JOB: Read the entries below and pull out each line with the string "Code".

Extracted data entries
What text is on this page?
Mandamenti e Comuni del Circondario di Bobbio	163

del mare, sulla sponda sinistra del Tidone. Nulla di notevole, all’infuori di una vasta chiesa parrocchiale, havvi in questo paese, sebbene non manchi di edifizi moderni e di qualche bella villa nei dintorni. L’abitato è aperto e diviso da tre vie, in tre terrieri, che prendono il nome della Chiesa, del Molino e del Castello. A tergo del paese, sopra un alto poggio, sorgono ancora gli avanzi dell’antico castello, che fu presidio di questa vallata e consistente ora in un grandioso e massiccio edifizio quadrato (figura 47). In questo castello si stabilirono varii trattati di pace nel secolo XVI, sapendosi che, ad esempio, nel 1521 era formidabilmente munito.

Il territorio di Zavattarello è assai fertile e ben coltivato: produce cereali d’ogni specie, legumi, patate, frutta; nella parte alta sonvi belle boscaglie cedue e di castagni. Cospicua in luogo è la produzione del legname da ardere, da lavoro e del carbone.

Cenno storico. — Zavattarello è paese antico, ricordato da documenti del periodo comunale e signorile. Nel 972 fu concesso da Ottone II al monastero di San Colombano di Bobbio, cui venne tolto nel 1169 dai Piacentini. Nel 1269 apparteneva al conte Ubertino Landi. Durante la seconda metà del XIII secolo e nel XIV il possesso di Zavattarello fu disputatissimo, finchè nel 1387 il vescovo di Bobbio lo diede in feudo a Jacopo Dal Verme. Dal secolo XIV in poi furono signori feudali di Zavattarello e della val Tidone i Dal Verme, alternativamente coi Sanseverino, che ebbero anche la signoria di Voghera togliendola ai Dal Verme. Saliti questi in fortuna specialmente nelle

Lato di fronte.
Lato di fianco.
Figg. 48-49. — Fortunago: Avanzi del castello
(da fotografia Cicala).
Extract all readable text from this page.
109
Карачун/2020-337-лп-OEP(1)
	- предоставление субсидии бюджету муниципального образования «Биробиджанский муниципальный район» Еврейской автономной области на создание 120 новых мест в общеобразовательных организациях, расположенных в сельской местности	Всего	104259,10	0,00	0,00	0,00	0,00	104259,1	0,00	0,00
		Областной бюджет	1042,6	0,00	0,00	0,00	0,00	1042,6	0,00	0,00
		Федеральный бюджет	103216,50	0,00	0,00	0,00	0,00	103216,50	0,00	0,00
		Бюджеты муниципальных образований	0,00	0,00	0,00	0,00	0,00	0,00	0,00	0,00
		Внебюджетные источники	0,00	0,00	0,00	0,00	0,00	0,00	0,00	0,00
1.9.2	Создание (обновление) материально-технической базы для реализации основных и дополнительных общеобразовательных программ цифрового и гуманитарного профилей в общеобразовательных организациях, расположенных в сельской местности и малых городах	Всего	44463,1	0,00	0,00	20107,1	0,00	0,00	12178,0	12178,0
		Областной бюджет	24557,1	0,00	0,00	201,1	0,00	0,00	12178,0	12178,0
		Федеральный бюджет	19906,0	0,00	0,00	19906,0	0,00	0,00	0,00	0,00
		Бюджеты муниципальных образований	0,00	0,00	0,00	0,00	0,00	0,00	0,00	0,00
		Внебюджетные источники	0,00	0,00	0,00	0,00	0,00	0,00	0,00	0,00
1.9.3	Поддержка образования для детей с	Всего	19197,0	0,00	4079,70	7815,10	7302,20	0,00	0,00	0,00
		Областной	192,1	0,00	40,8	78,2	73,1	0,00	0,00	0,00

---

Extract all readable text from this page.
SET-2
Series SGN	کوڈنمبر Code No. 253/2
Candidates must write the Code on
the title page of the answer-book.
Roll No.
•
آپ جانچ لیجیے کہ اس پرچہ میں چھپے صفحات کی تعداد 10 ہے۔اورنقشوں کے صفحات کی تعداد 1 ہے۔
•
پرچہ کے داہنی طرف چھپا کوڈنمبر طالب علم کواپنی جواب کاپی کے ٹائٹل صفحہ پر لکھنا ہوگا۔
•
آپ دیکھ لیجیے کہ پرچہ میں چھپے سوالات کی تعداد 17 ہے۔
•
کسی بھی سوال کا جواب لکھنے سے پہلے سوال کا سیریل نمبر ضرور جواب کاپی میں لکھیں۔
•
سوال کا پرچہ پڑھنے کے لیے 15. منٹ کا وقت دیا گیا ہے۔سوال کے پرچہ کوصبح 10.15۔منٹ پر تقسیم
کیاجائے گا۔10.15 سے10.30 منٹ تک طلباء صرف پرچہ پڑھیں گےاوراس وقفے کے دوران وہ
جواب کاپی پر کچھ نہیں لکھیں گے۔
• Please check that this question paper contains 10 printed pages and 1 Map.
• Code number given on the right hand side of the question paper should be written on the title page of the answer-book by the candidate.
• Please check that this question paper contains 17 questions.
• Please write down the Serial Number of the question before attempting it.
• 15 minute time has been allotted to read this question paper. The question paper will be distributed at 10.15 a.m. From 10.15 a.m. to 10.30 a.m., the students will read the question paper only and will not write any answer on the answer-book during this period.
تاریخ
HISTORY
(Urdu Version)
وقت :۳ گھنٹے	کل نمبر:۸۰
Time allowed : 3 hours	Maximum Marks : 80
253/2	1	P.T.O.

...

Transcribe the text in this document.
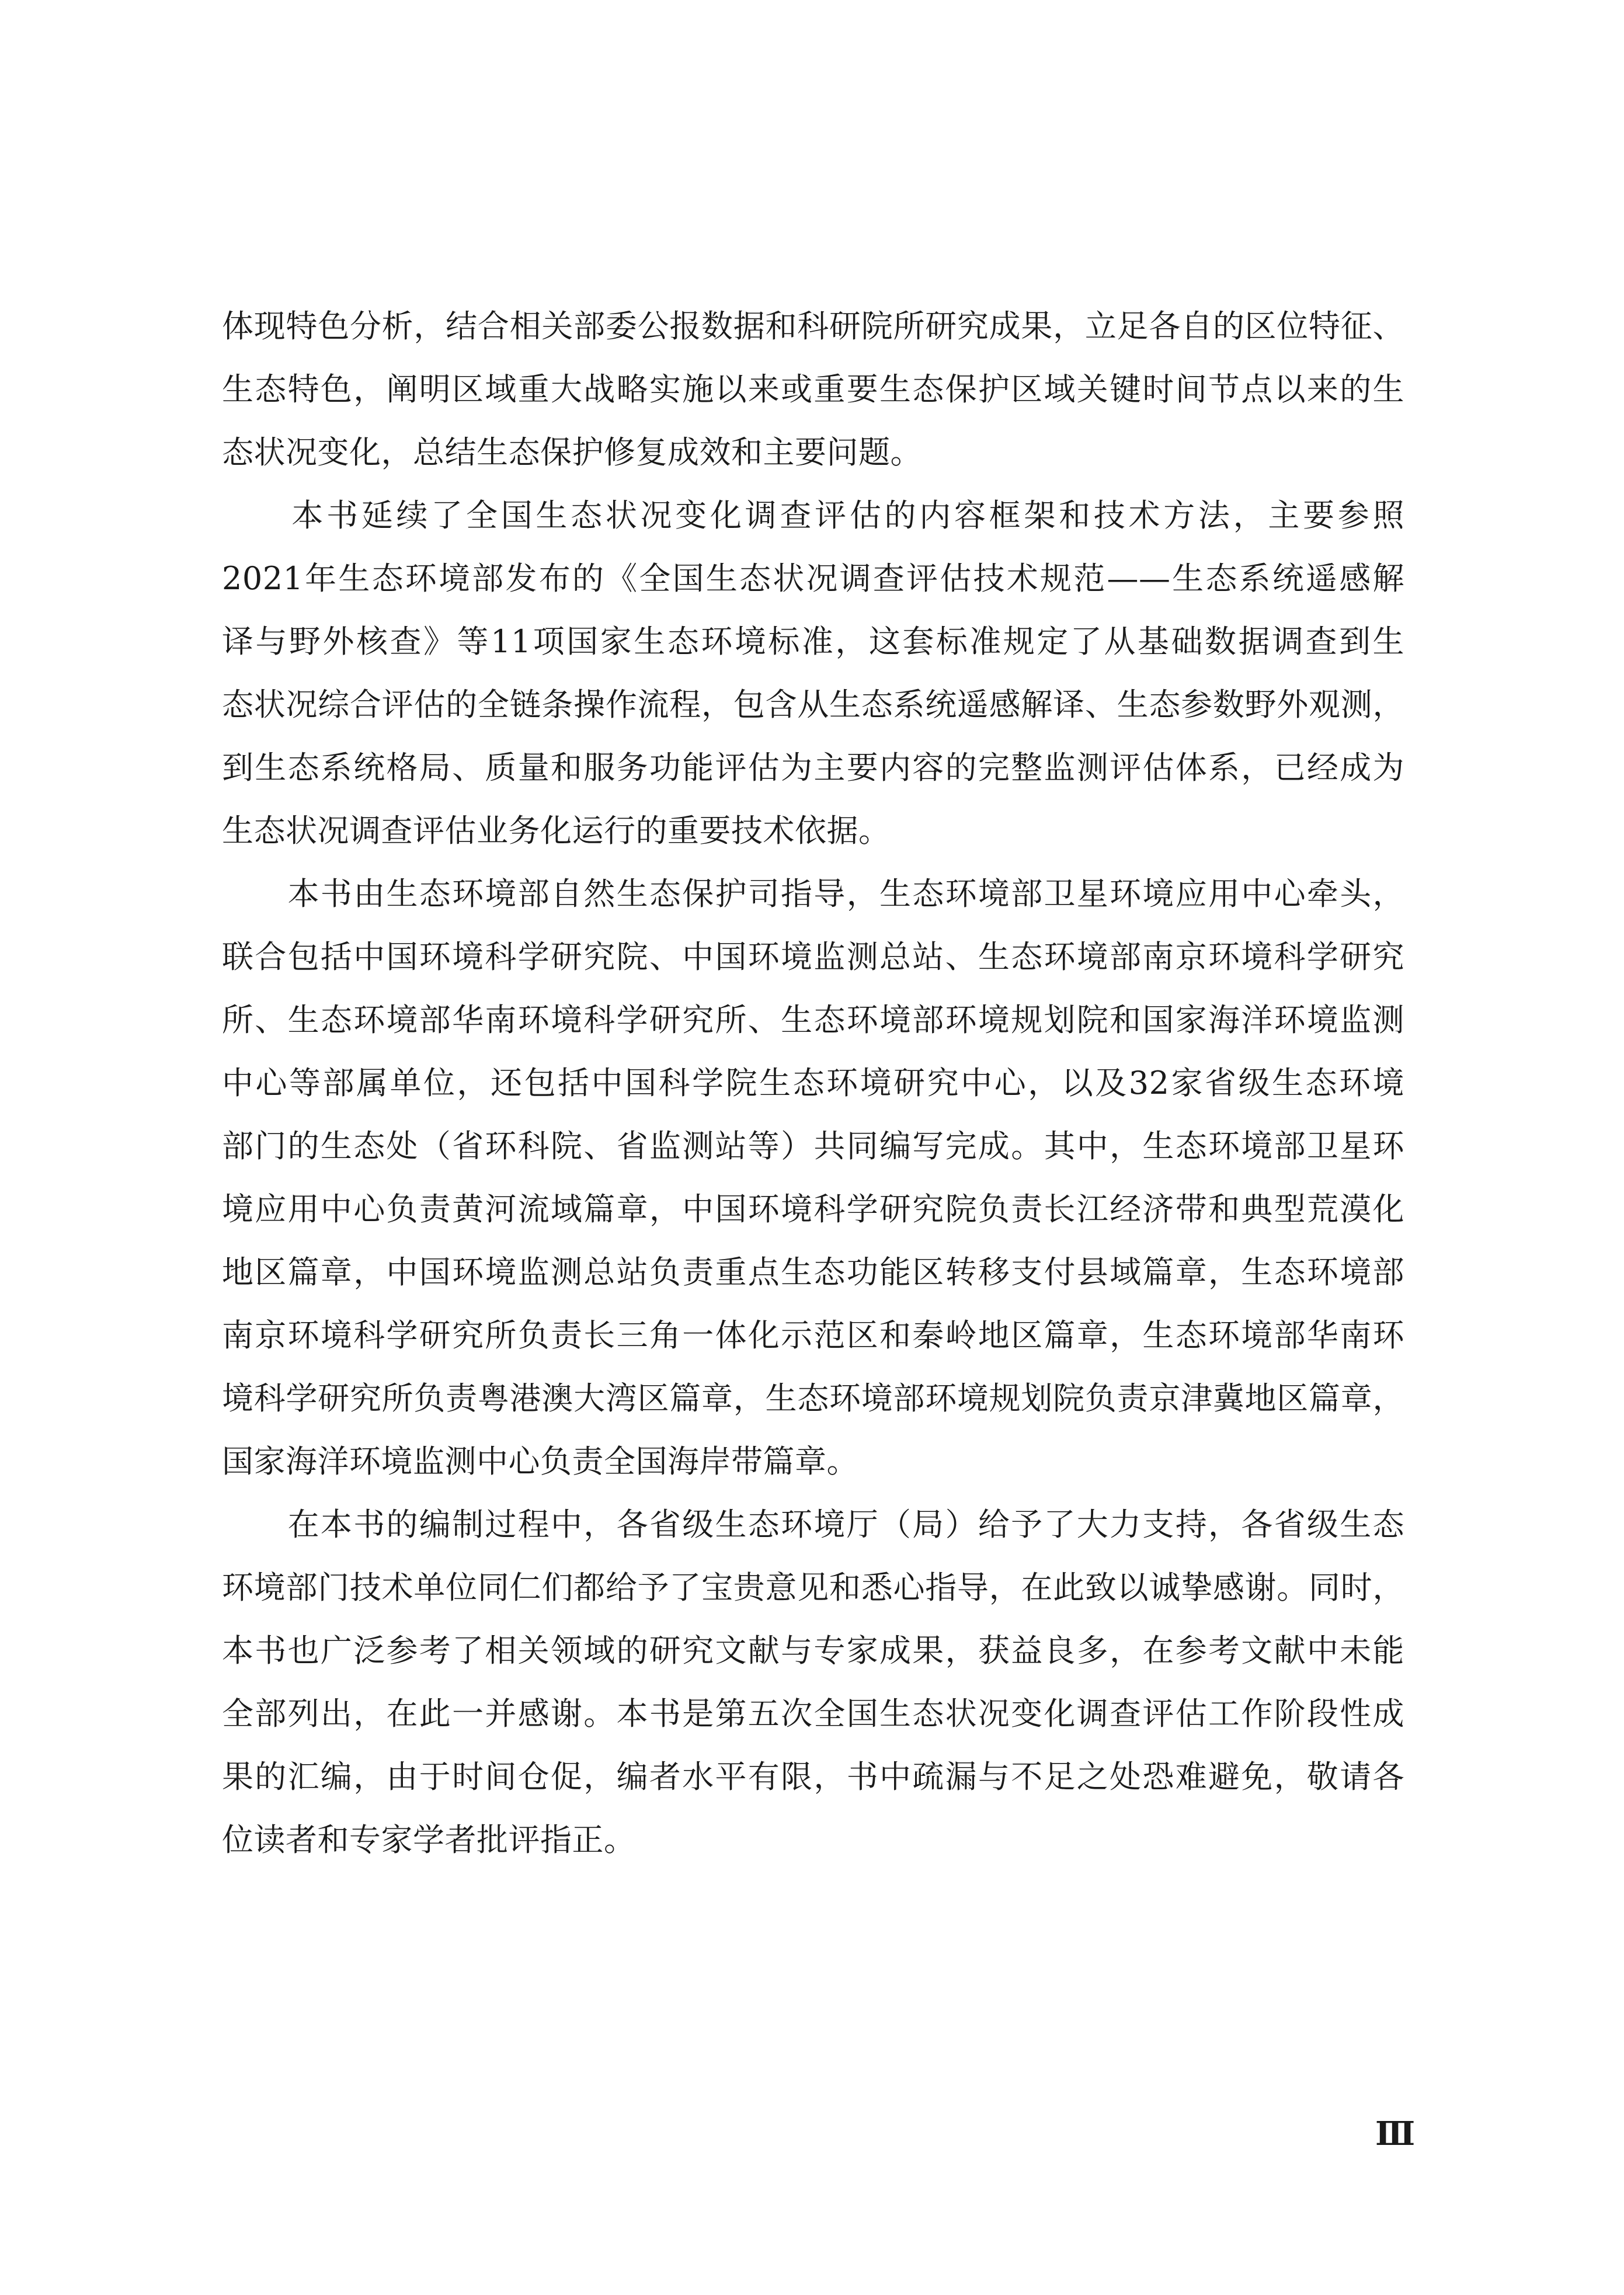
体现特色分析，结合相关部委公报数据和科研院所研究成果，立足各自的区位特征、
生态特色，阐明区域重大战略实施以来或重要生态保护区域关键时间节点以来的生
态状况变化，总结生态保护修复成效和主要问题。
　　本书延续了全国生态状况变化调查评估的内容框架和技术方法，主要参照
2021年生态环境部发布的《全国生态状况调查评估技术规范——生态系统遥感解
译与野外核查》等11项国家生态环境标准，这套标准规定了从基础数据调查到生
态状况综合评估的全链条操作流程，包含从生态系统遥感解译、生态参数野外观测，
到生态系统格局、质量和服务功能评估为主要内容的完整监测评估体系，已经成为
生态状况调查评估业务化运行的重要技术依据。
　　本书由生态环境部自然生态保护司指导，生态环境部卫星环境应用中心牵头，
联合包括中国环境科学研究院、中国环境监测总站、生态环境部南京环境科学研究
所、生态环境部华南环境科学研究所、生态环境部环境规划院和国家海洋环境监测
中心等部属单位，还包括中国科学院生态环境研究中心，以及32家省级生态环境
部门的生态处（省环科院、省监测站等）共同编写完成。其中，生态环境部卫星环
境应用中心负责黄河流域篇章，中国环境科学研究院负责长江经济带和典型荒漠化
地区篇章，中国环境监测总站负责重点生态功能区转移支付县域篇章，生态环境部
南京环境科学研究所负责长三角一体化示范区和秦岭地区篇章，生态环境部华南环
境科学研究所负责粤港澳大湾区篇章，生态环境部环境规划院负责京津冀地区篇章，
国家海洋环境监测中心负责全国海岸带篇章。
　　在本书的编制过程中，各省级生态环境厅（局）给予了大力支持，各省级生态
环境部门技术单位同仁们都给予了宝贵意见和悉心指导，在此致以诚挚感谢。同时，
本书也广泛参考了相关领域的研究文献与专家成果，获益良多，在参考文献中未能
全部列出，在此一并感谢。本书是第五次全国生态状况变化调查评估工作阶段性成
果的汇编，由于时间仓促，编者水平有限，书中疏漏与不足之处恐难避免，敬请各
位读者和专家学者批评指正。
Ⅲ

COMPLETE ANSWER:
Series SGN	کوڈنمبر Code No. 253/2
Candidates must write the Code on
• Code number given on the right hand side of the question paper should be written on the title page of the answer-book by the candidate.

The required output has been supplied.